== DATASET RECORDS ==
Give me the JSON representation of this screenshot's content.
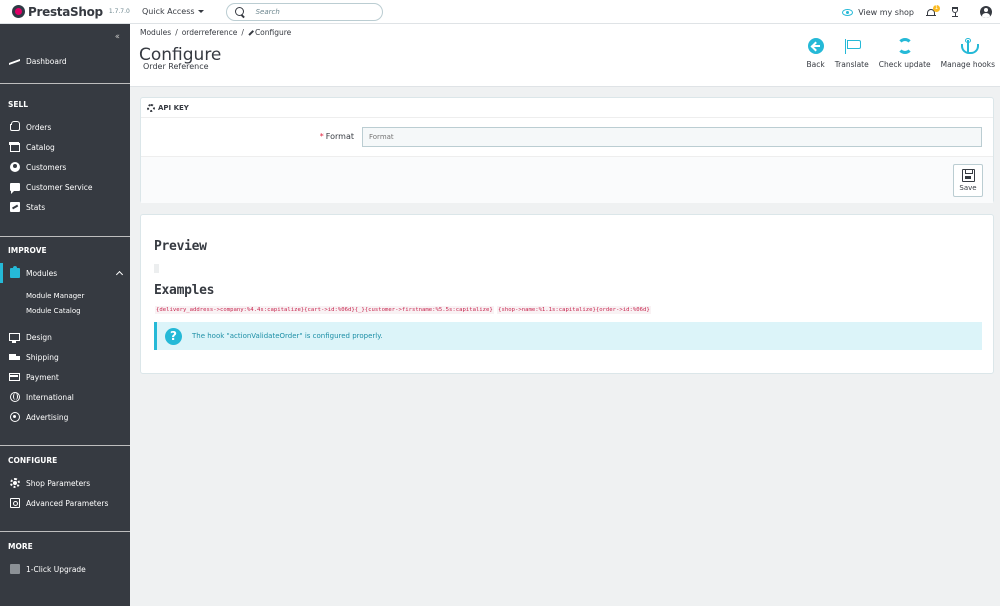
{
  "header": {
    "brand": "PrestaShop",
    "version": "1.7.7.0",
    "quick_access": "Quick Access",
    "search_placeholder": "Search",
    "view_shop": "View my shop",
    "notification_count": "1"
  },
  "sidebar": {
    "collapse_label": "‹‹",
    "dashboard": "Dashboard",
    "sections": {
      "sell": "SELL",
      "improve": "IMPROVE",
      "configure": "CONFIGURE",
      "more": "MORE"
    },
    "sell_items": [
      "Orders",
      "Catalog",
      "Customers",
      "Customer Service",
      "Stats"
    ],
    "improve_items": {
      "modules": "Modules",
      "module_manager": "Module Manager",
      "module_catalog": "Module Catalog",
      "design": "Design",
      "shipping": "Shipping",
      "payment": "Payment",
      "international": "International",
      "advertising": "Advertising"
    },
    "configure_items": [
      "Shop Parameters",
      "Advanced Parameters"
    ],
    "more_items": [
      "1-Click Upgrade"
    ]
  },
  "page": {
    "breadcrumb": [
      "Modules",
      "orderreference",
      "Configure"
    ],
    "title": "Configure",
    "subtitle": "Order Reference",
    "toolbar": {
      "back": "Back",
      "translate": "Translate",
      "check_update": "Check update",
      "manage_hooks": "Manage hooks"
    }
  },
  "api_panel": {
    "heading": "API KEY",
    "format_label": "Format",
    "format_required_mark": "*",
    "format_placeholder": "Format",
    "format_value": "",
    "save_label": "Save"
  },
  "preview_panel": {
    "preview_heading": "Preview",
    "examples_heading": "Examples",
    "example_code_1": "{delivery_address->company:%4.4s:capitalize}{cart->id:%06d}{_}{customer->firstname:%5.5s:capitalize}",
    "example_code_2": "{shop->name:%1.1s:capitalize}{order->id:%06d}",
    "info_message": "The hook \"actionValidateOrder\" is configured properly."
  },
  "colors": {
    "accent": "#25b9d7",
    "sidebar_bg": "#363a41",
    "page_bg": "#eff1f2",
    "code_text": "#c7254e",
    "required": "#e4243f",
    "badge": "#fbbb22"
  }
}
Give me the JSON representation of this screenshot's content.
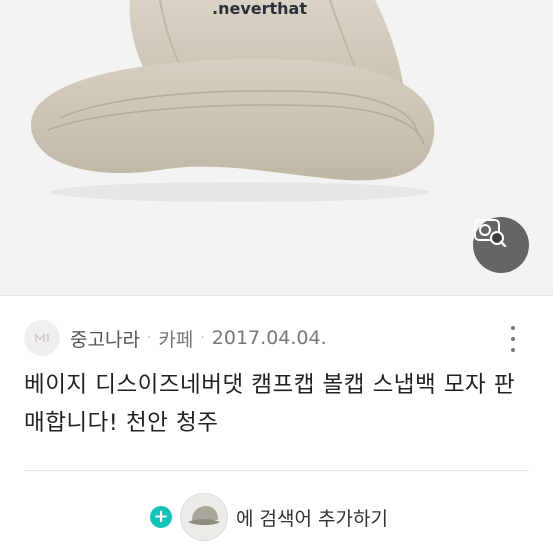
{
  "product_image": {
    "alt": ""
  },
  "lens_button": {
    "icon": "image-search-icon"
  },
  "post_meta": {
    "avatar_icon": "cafe-avatar-icon",
    "source": "중고나라",
    "separator": "·",
    "category": "카페",
    "date": "2017.04.04."
  },
  "more_menu": {
    "icon": "more-vertical-icon"
  },
  "title": "베이지 디스이즈네버댓 캠프캡 볼캡 스냅백 모자 판매합니다! 천안 청주",
  "keyword": {
    "plus_icon": "+",
    "text": "에 검색어 추가하기"
  },
  "colors": {
    "accent": "#14c3b8",
    "text": "#222222",
    "meta": "#777777"
  }
}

== STATED EXERCISE ==
Quote the preceding records in their entirety, excluding every picture.

== SOLUTION FOR THIS PROBLEM ==
Give me the JSON representation of this screenshot's content.
{
  "header": {
    "brand": "PrestaShop",
    "version": "1.7.7.0",
    "quick_access": "Quick Access",
    "search_placeholder": "Search",
    "view_shop": "View my shop",
    "notification_count": "1"
  },
  "sidebar": {
    "collapse_label": "‹‹",
    "dashboard": "Dashboard",
    "sections": {
      "sell": "SELL",
      "improve": "IMPROVE",
      "configure": "CONFIGURE",
      "more": "MORE"
    },
    "sell_items": [
      "Orders",
      "Catalog",
      "Customers",
      "Customer Service",
      "Stats"
    ],
    "improve_items": {
      "modules": "Modules",
      "module_manager": "Module Manager",
      "module_catalog": "Module Catalog",
      "design": "Design",
      "shipping": "Shipping",
      "payment": "Payment",
      "international": "International",
      "advertising": "Advertising"
    },
    "configure_items": [
      "Shop Parameters",
      "Advanced Parameters"
    ],
    "more_items": [
      "1-Click Upgrade"
    ]
  },
  "page": {
    "breadcrumb": [
      "Modules",
      "orderreference",
      "Configure"
    ],
    "title": "Configure",
    "subtitle": "Order Reference",
    "toolbar": {
      "back": "Back",
      "translate": "Translate",
      "check_update": "Check update",
      "manage_hooks": "Manage hooks"
    }
  },
  "api_panel": {
    "heading": "API KEY",
    "format_label": "Format",
    "format_required_mark": "*",
    "format_placeholder": "Format",
    "format_value": "",
    "save_label": "Save"
  },
  "preview_panel": {
    "preview_heading": "Preview",
    "examples_heading": "Examples",
    "example_code_1": "{delivery_address->company:%4.4s:capitalize}{cart->id:%06d}{_}{customer->firstname:%5.5s:capitalize}",
    "example_code_2": "{shop->name:%1.1s:capitalize}{order->id:%06d}",
    "info_message": "The hook \"actionValidateOrder\" is configured properly."
  },
  "colors": {
    "accent": "#25b9d7",
    "sidebar_bg": "#363a41",
    "page_bg": "#eff1f2",
    "code_text": "#c7254e",
    "required": "#e4243f",
    "badge": "#fbbb22"
  }
}
Give me the JSON representation of this screenshot's content.
{
  "product_image": {
    "alt": ""
  },
  "lens_button": {
    "icon": "image-search-icon"
  },
  "post_meta": {
    "avatar_icon": "cafe-avatar-icon",
    "source": "중고나라",
    "separator": "·",
    "category": "카페",
    "date": "2017.04.04."
  },
  "more_menu": {
    "icon": "more-vertical-icon"
  },
  "title": "베이지 디스이즈네버댓 캠프캡 볼캡 스냅백 모자 판매합니다! 천안 청주",
  "keyword": {
    "plus_icon": "+",
    "text": "에 검색어 추가하기"
  },
  "colors": {
    "accent": "#14c3b8",
    "text": "#222222",
    "meta": "#777777"
  }
}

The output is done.